▸ **GIVEN INSTRUCTION**: Show each line from the listing that includes the word "nприним".

— start of RECORDS TO PROCESS —

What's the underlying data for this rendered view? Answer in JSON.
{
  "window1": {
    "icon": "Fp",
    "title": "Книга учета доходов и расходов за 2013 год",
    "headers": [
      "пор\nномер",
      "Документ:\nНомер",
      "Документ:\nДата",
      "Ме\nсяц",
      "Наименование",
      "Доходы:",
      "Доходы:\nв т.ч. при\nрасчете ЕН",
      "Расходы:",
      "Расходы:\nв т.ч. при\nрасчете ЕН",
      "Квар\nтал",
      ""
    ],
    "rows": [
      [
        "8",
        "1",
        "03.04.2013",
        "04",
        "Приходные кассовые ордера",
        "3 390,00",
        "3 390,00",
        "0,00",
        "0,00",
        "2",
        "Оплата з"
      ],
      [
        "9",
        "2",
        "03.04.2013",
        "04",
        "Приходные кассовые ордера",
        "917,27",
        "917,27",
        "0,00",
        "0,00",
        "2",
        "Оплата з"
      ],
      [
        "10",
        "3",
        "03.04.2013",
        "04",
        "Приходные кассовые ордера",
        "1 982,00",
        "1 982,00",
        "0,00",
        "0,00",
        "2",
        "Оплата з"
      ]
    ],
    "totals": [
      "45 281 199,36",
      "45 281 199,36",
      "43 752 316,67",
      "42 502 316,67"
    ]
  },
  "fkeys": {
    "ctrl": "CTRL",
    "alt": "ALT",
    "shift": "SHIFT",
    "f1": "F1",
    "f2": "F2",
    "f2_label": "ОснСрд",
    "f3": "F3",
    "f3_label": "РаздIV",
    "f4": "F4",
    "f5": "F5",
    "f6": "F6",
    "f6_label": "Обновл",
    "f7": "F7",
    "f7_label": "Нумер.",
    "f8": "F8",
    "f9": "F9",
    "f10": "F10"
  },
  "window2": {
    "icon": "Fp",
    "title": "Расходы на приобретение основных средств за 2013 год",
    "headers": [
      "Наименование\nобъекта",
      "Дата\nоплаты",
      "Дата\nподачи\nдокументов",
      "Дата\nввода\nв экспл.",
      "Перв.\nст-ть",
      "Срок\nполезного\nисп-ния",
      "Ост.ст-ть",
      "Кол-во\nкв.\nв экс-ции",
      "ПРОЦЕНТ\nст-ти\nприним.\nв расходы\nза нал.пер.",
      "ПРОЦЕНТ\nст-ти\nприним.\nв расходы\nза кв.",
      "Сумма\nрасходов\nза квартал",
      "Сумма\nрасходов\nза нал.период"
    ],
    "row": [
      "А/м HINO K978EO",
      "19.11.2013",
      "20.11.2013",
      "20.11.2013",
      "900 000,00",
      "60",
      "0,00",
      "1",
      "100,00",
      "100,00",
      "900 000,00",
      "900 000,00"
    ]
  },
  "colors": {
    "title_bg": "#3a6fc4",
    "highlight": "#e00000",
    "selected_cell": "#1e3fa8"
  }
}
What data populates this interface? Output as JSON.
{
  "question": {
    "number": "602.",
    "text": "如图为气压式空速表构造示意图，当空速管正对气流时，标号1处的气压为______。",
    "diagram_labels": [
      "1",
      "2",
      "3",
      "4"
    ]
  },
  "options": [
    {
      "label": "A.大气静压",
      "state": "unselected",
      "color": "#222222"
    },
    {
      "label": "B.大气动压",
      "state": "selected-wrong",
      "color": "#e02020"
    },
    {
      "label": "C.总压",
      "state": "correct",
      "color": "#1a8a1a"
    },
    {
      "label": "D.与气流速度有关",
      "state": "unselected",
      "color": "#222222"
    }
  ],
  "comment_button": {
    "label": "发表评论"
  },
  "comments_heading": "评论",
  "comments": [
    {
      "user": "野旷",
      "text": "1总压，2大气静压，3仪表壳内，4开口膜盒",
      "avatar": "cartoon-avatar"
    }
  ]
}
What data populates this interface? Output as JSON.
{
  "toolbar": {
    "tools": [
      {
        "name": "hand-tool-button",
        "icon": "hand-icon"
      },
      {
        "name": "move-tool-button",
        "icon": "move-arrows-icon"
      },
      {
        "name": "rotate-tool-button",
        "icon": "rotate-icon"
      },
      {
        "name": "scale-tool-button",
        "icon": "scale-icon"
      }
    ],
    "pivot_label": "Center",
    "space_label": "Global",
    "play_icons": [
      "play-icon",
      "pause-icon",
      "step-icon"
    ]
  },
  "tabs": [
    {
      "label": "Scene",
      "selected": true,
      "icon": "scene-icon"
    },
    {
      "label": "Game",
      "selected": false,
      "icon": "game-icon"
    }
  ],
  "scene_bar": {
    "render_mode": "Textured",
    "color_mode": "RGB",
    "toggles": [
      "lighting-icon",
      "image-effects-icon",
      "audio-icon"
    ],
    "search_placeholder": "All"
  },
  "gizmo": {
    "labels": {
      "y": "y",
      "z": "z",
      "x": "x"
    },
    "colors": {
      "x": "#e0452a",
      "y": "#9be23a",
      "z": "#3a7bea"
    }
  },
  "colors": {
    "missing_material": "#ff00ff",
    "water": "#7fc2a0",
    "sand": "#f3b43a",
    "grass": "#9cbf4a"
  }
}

— end of RECORDS TO PROCESS —

▸ **EXERCISE ANSWER**:
      "ПРОЦЕНТ\nст-ти\nприним.\nв расходы\nза нал.пер.",
      "ПРОЦЕНТ\nст-ти\nприним.\nв расходы\nза кв.",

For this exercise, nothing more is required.